- [WHAT YOU SHOULD DO]
Output every entry exactly as written.

"""

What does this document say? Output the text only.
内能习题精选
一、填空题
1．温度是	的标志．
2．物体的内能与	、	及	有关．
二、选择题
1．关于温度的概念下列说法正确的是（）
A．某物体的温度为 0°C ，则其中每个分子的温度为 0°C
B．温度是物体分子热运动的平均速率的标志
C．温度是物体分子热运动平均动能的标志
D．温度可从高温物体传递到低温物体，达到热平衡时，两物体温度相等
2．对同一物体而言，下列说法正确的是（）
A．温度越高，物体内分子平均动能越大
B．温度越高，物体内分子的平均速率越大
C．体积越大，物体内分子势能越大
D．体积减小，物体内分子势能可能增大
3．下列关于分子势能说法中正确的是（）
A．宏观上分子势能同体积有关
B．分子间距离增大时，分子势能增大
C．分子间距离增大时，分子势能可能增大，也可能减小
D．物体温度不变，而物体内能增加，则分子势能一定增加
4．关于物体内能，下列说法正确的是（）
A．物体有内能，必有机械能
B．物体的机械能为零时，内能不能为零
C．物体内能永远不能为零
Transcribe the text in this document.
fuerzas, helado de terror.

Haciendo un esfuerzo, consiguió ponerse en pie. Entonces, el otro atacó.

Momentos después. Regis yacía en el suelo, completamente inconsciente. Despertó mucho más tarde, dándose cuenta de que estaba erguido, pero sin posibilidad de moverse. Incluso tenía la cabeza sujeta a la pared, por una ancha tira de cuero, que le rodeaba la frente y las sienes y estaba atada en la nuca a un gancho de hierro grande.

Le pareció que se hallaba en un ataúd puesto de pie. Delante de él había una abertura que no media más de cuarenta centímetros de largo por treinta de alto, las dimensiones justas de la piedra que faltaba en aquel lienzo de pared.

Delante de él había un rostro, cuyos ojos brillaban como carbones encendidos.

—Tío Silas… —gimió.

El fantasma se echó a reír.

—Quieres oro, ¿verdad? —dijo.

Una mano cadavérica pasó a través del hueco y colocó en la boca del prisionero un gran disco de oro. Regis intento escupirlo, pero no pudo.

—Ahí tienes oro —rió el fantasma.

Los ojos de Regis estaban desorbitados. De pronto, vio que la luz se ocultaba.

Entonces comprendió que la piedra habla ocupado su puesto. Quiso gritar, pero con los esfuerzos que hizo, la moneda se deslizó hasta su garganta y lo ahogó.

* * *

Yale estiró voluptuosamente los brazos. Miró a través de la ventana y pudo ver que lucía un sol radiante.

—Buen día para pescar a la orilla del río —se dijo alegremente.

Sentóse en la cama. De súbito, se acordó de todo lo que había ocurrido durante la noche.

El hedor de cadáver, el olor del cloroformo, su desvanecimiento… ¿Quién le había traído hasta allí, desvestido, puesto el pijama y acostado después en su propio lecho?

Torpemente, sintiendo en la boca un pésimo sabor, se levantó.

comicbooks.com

"""

- [FINISHED TASK]
What does this document say? Output the text only.
内能习题精选
一、填空题
1．温度是	的标志．
2．物体的内能与	、	及	有关．
二、选择题
1．关于温度的概念下列说法正确的是（）
A．某物体的温度为 0°C ，则其中每个分子的温度为 0°C
B．温度是物体分子热运动的平均速率的标志
C．温度是物体分子热运动平均动能的标志
D．温度可从高温物体传递到低温物体，达到热平衡时，两物体温度相等
2．对同一物体而言，下列说法正确的是（）
A．温度越高，物体内分子平均动能越大
B．温度越高，物体内分子的平均速率越大
C．体积越大，物体内分子势能越大
D．体积减小，物体内分子势能可能增大
3．下列关于分子势能说法中正确的是（）
A．宏观上分子势能同体积有关
B．分子间距离增大时，分子势能增大
C．分子间距离增大时，分子势能可能增大，也可能减小
D．物体温度不变，而物体内能增加，则分子势能一定增加
4．关于物体内能，下列说法正确的是（）
A．物体有内能，必有机械能
B．物体的机械能为零时，内能不能为零
C．物体内能永远不能为零
Transcribe the text in this document.
fuerzas, helado de terror.

Haciendo un esfuerzo, consiguió ponerse en pie. Entonces, el otro atacó.

Momentos después. Regis yacía en el suelo, completamente inconsciente. Despertó mucho más tarde, dándose cuenta de que estaba erguido, pero sin posibilidad de moverse. Incluso tenía la cabeza sujeta a la pared, por una ancha tira de cuero, que le rodeaba la frente y las sienes y estaba atada en la nuca a un gancho de hierro grande.

Le pareció que se hallaba en un ataúd puesto de pie. Delante de él había una abertura que no media más de cuarenta centímetros de largo por treinta de alto, las dimensiones justas de la piedra que faltaba en aquel lienzo de pared.

Delante de él había un rostro, cuyos ojos brillaban como carbones encendidos.

—Tío Silas… —gimió.

El fantasma se echó a reír.

—Quieres oro, ¿verdad? —dijo.

Una mano cadavérica pasó a través del hueco y colocó en la boca del prisionero un gran disco de oro. Regis intento escupirlo, pero no pudo.

—Ahí tienes oro —rió el fantasma.

Los ojos de Regis estaban desorbitados. De pronto, vio que la luz se ocultaba.

Entonces comprendió que la piedra habla ocupado su puesto. Quiso gritar, pero con los esfuerzos que hizo, la moneda se deslizó hasta su garganta y lo ahogó.

* * *

Yale estiró voluptuosamente los brazos. Miró a través de la ventana y pudo ver que lucía un sol radiante.

—Buen día para pescar a la orilla del río —se dijo alegremente.

Sentóse en la cama. De súbito, se acordó de todo lo que había ocurrido durante la noche.

El hedor de cadáver, el olor del cloroformo, su desvanecimiento… ¿Quién le había traído hasta allí, desvestido, puesto el pijama y acostado después en su propio lecho?

Torpemente, sintiendo en la boca un pésimo sabor, se levantó.

comicbooks.com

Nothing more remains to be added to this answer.